What you will do: Starting at the line that contains "What text is on this page?", transcribe each line exactly through the end of the data below, and skip any pictures.

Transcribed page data
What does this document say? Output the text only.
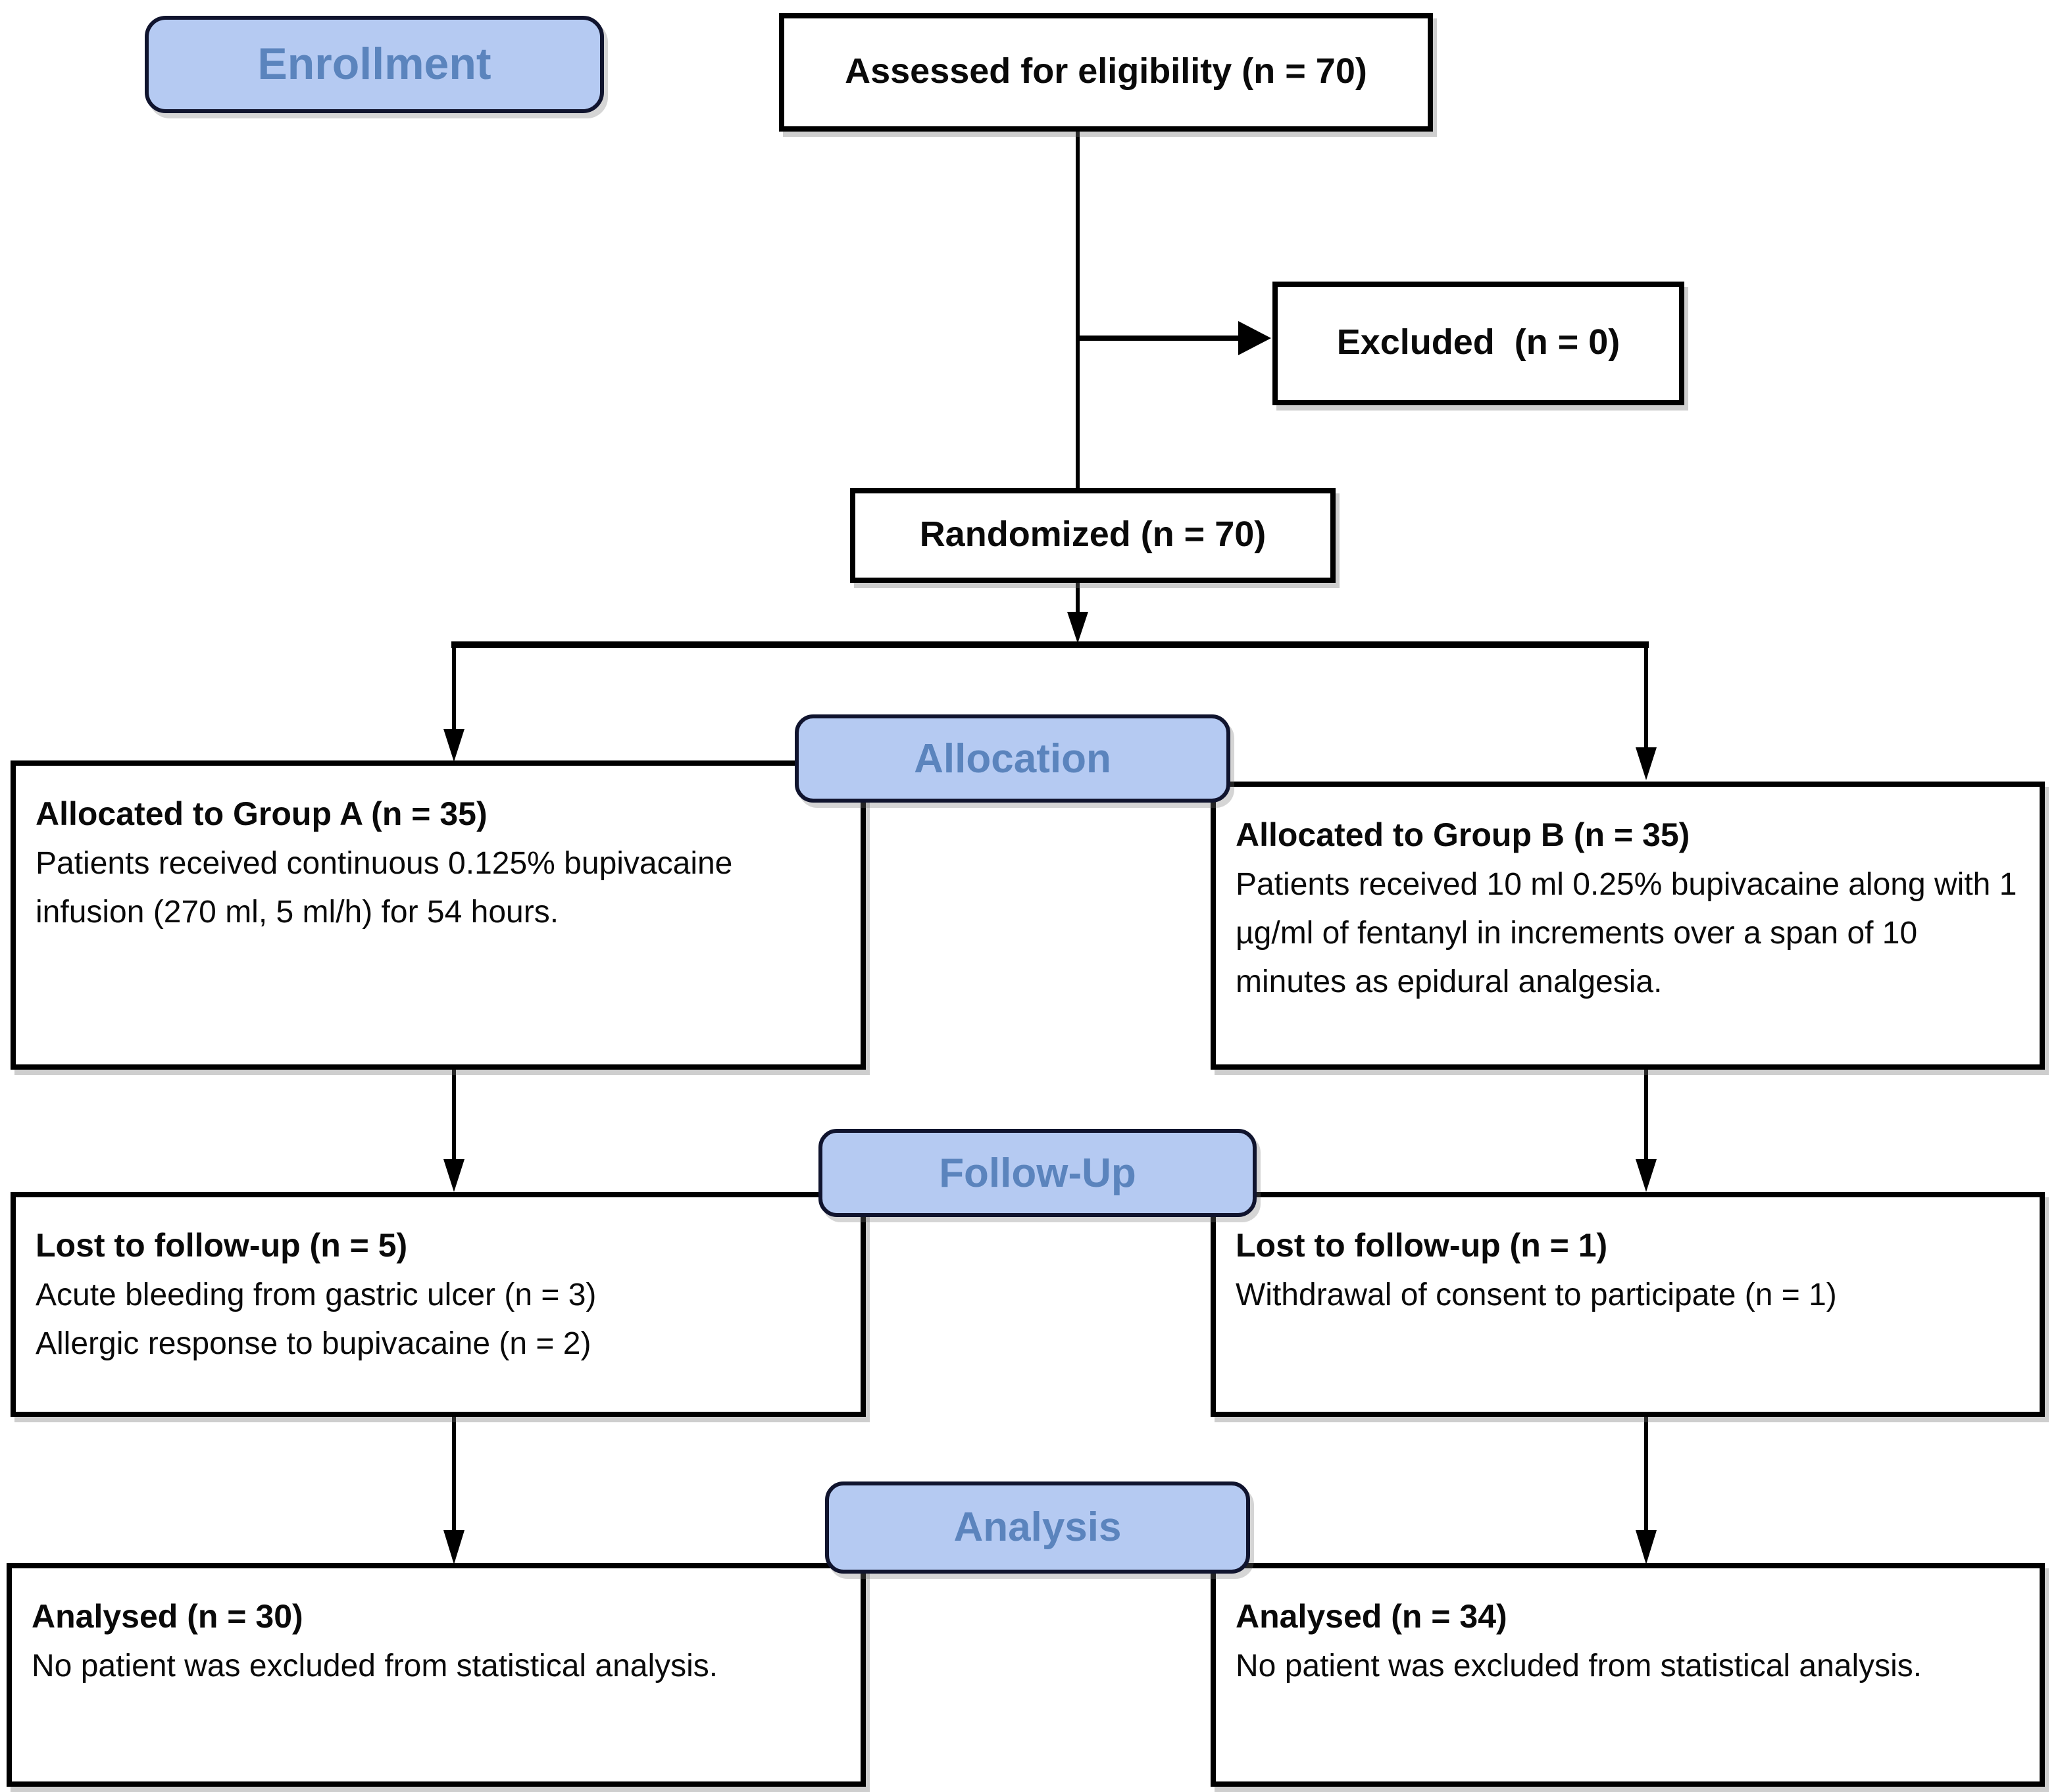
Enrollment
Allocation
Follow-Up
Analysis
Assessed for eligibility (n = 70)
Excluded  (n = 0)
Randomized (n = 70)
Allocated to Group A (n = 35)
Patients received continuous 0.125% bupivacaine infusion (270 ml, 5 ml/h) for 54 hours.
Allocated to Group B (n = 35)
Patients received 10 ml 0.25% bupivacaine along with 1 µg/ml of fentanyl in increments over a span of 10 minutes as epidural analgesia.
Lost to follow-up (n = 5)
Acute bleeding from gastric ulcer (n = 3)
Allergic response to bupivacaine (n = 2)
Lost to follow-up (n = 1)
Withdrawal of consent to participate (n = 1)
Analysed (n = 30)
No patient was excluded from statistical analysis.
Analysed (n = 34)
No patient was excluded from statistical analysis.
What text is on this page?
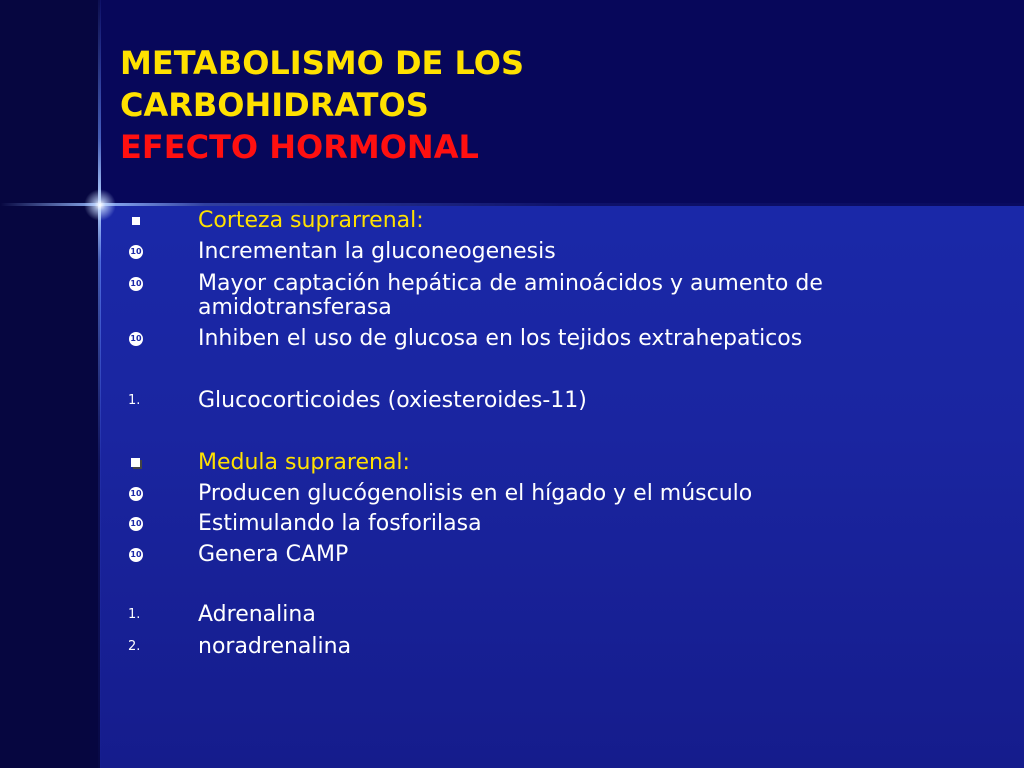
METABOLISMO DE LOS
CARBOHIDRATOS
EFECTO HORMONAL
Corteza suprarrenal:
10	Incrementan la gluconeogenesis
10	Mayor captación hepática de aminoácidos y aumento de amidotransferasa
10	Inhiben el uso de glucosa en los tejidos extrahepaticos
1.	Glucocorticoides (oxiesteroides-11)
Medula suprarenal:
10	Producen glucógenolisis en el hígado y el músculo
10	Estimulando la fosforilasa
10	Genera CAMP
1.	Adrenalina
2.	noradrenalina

Solution below:
What text is on this page?
METABOLISMO DE LOS
CARBOHIDRATOS
EFECTO HORMONAL
Corteza suprarrenal:
10	Incrementan la gluconeogenesis
10	Mayor captación hepática de aminoácidos y aumento de amidotransferasa
10	Inhiben el uso de glucosa en los tejidos extrahepaticos
1.	Glucocorticoides (oxiesteroides-11)
Medula suprarenal:
10	Producen glucógenolisis en el hígado y el músculo
10	Estimulando la fosforilasa
10	Genera CAMP
1.	Adrenalina
2.	noradrenalina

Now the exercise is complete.